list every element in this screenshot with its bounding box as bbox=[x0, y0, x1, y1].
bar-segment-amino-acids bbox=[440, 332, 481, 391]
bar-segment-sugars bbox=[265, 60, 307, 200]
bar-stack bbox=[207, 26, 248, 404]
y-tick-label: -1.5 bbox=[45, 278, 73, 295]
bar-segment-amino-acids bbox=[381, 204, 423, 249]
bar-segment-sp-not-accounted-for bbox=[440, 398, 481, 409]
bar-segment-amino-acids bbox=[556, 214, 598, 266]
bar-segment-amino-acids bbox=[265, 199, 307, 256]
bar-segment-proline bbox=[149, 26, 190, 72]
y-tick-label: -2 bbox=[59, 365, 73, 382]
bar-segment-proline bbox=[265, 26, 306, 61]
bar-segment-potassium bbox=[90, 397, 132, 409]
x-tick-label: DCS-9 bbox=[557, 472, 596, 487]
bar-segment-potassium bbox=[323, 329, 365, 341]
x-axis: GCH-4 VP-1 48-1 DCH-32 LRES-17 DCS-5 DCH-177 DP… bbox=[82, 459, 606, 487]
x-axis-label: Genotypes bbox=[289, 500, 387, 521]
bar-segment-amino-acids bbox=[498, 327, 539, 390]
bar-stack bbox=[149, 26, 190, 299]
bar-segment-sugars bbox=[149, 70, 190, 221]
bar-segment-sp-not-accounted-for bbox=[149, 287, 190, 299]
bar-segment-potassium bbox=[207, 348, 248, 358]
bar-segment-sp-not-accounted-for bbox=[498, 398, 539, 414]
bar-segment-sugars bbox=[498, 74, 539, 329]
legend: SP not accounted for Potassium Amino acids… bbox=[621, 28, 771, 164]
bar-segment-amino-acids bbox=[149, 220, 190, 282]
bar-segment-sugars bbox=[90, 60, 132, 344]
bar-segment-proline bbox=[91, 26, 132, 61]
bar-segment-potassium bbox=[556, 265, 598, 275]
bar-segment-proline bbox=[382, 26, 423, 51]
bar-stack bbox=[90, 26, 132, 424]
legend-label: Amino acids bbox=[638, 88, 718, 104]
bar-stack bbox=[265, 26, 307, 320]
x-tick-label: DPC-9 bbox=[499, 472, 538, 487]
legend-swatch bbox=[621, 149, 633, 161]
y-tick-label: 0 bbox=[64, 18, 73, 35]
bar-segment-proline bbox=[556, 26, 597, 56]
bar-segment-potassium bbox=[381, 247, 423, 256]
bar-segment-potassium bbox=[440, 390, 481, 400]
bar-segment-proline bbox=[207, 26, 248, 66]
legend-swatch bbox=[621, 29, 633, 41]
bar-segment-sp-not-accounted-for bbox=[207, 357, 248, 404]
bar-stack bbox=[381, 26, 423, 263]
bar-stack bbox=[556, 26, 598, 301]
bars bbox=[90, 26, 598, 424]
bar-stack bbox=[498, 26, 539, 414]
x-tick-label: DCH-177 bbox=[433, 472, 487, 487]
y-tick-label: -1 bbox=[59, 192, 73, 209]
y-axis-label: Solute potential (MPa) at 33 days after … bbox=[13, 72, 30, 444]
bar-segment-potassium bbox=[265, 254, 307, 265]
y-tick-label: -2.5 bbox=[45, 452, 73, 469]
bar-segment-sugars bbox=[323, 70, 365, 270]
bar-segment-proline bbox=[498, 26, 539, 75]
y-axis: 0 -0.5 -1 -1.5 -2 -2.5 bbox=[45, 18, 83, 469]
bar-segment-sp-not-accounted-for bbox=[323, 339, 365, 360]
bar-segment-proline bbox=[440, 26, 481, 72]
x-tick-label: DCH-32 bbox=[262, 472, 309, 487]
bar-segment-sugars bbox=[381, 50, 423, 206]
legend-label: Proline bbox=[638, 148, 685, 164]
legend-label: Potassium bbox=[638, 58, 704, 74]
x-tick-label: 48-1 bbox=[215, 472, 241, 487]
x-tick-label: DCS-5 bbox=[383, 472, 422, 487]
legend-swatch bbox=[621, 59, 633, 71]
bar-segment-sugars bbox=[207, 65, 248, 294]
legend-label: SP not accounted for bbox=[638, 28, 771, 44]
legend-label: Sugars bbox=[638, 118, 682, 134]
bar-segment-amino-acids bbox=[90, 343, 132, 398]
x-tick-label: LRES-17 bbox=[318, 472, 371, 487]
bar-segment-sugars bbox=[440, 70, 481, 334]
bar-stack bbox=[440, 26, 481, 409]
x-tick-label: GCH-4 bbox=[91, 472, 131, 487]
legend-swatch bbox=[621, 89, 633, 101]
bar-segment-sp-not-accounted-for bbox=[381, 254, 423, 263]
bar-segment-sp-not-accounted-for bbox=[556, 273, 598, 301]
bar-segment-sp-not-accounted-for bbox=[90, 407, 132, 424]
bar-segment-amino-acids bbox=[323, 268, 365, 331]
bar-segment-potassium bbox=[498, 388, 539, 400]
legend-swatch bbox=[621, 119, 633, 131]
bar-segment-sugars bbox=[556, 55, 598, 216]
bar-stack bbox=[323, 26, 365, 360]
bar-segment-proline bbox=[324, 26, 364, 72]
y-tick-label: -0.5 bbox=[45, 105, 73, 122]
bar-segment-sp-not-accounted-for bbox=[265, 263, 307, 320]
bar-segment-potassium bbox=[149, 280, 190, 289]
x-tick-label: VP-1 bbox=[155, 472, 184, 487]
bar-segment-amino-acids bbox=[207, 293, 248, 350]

____

TASK REQUIREMENTS →
Output every line of the data above as a Markdown table with the columns "Row" and "Line", numbering the rows in order and leaving out any blank lines.

THE COMPLETED TASK →
| Row | Line |
|---|---|
| 1 | list every element in this screenshot with its bounding box as bbox=[x0, y0, x1, y1]. |
| 2 | bar-segment-amino-acids bbox=[440, 332, 481, 391] |
| 3 | bar-segment-sugars bbox=[265, 60, 307, 200] |
| 4 | bar-stack bbox=[207, 26, 248, 404] |
| 5 | y-tick-label: -1.5 bbox=[45, 278, 73, 295] |
| 6 | bar-segment-amino-acids bbox=[381, 204, 423, 249] |
| 7 | bar-segment-sp-not-accounted-for bbox=[440, 398, 481, 409] |
| 8 | bar-segment-amino-acids bbox=[556, 214, 598, 266] |
| 9 | bar-segment-amino-acids bbox=[265, 199, 307, 256] |
| 10 | bar-segment-proline bbox=[149, 26, 190, 72] |
| 11 | y-tick-label: -2 bbox=[59, 365, 73, 382] |
| 12 | bar-segment-proline bbox=[265, 26, 306, 61] |
| 13 | bar-segment-potassium bbox=[90, 397, 132, 409] |
| 14 | x-tick-label: DCS-9 bbox=[557, 472, 596, 487] |
| 15 | bar-segment-potassium bbox=[323, 329, 365, 341] |
| 16 | x-axis: GCH-4 VP-1 48-1 DCH-32 LRES-17 DCS-5 DCH-177 DP… bbox=[82, 459, 606, 487] |
| 17 | x-axis-label: Genotypes bbox=[289, 500, 387, 521] |
| 18 | bar-segment-amino-acids bbox=[498, 327, 539, 390] |
| 19 | bar-stack bbox=[149, 26, 190, 299] |
| 20 | bar-segment-sugars bbox=[149, 70, 190, 221] |
| 21 | bar-segment-sp-not-accounted-for bbox=[149, 287, 190, 299] |
| 22 | bar-segment-potassium bbox=[207, 348, 248, 358] |
| 23 | bar-segment-sp-not-accounted-for bbox=[498, 398, 539, 414] |
| 24 | bar-segment-sugars bbox=[498, 74, 539, 329] |
| 25 | legend: SP not accounted for Potassium Amino acids… bbox=[621, 28, 771, 164] |
| 26 | bar-segment-amino-acids bbox=[149, 220, 190, 282] |
| 27 | bar-segment-sugars bbox=[90, 60, 132, 344] |
| 28 | bar-segment-proline bbox=[91, 26, 132, 61] |
| 29 | bar-segment-potassium bbox=[556, 265, 598, 275] |
| 30 | bar-segment-proline bbox=[382, 26, 423, 51] |
| 31 | bar-stack bbox=[90, 26, 132, 424] |
| 32 | legend-label: Amino acids bbox=[638, 88, 718, 104] |
| 33 | bar-stack bbox=[265, 26, 307, 320] |
| 34 | x-tick-label: DPC-9 bbox=[499, 472, 538, 487] |
| 35 | legend-swatch bbox=[621, 149, 633, 161] |
| 36 | y-tick-label: 0 bbox=[64, 18, 73, 35] |
| 37 | bar-segment-proline bbox=[556, 26, 597, 56] |
| 38 | bar-segment-potassium bbox=[381, 247, 423, 256] |
| 39 | bar-segment-potassium bbox=[440, 390, 481, 400] |
| 40 | bar-segment-proline bbox=[207, 26, 248, 66] |
| 41 | legend-swatch bbox=[621, 29, 633, 41] |
| 42 | bar-segment-sp-not-accounted-for bbox=[207, 357, 248, 404] |
| 43 | bar-stack bbox=[381, 26, 423, 263] |
| 44 | bar-stack bbox=[556, 26, 598, 301] |
| 45 | bars bbox=[90, 26, 598, 424] |
| 46 | bar-stack bbox=[498, 26, 539, 414] |
| 47 | x-tick-label: DCH-177 bbox=[433, 472, 487, 487] |
| 48 | y-tick-label: -1 bbox=[59, 192, 73, 209] |
| 49 | y-axis-label: Solute potential (MPa) at 33 days after … bbox=[13, 72, 30, 444] |
| 50 | bar-segment-potassium bbox=[265, 254, 307, 265] |
| 51 | y-tick-label: -2.5 bbox=[45, 452, 73, 469] |
| 52 | bar-segment-sugars bbox=[323, 70, 365, 270] |
| 53 | bar-segment-proline bbox=[498, 26, 539, 75] |
| 54 | y-axis: 0 -0.5 -1 -1.5 -2 -2.5 bbox=[45, 18, 83, 469] |
| 55 | bar-segment-sp-not-accounted-for bbox=[323, 339, 365, 360] |
| 56 | bar-segment-proline bbox=[440, 26, 481, 72] |
| 57 | x-tick-label: DCH-32 bbox=[262, 472, 309, 487] |
| 58 | bar-segment-sugars bbox=[381, 50, 423, 206] |
| 59 | legend-label: Proline bbox=[638, 148, 685, 164] |
| 60 | legend-label: Potassium bbox=[638, 58, 704, 74] |
| 61 | x-tick-label: 48-1 bbox=[215, 472, 241, 487] |
| 62 | x-tick-label: DCS-5 bbox=[383, 472, 422, 487] |
| 63 | legend-swatch bbox=[621, 59, 633, 71] |
| 64 | bar-segment-sugars bbox=[207, 65, 248, 294] |
| 65 | legend-label: SP not accounted for bbox=[638, 28, 771, 44] |
| 66 | legend-label: Sugars bbox=[638, 118, 682, 134] |
| 67 | bar-segment-amino-acids bbox=[90, 343, 132, 398] |
| 68 | x-tick-label: LRES-17 bbox=[318, 472, 371, 487] |
| 69 | bar-segment-sugars bbox=[440, 70, 481, 334] |
| 70 | bar-stack bbox=[440, 26, 481, 409] |
| 71 | x-tick-label: GCH-4 bbox=[91, 472, 131, 487] |
| 72 | legend-swatch bbox=[621, 89, 633, 101] |
| 73 | bar-segment-sp-not-accounted-for bbox=[381, 254, 423, 263] |
| 74 | bar-segment-sp-not-accounted-for bbox=[556, 273, 598, 301] |
| 75 | bar-segment-sp-not-accounted-for bbox=[90, 407, 132, 424] |
| 76 | bar-segment-amino-acids bbox=[323, 268, 365, 331] |
| 77 | bar-segment-potassium bbox=[498, 388, 539, 400] |
| 78 | legend-swatch bbox=[621, 119, 633, 131] |
| 79 | bar-segment-sugars bbox=[556, 55, 598, 216] |
| 80 | bar-stack bbox=[323, 26, 365, 360] |
| 81 | bar-segment-proline bbox=[324, 26, 364, 72] |
| 82 | y-tick-label: -0.5 bbox=[45, 105, 73, 122] |
| 83 | bar-segment-sp-not-accounted-for bbox=[265, 263, 307, 320] |
| 84 | bar-segment-potassium bbox=[149, 280, 190, 289] |
| 85 | x-tick-label: VP-1 bbox=[155, 472, 184, 487] |
| 86 | bar-segment-amino-acids bbox=[207, 293, 248, 350] |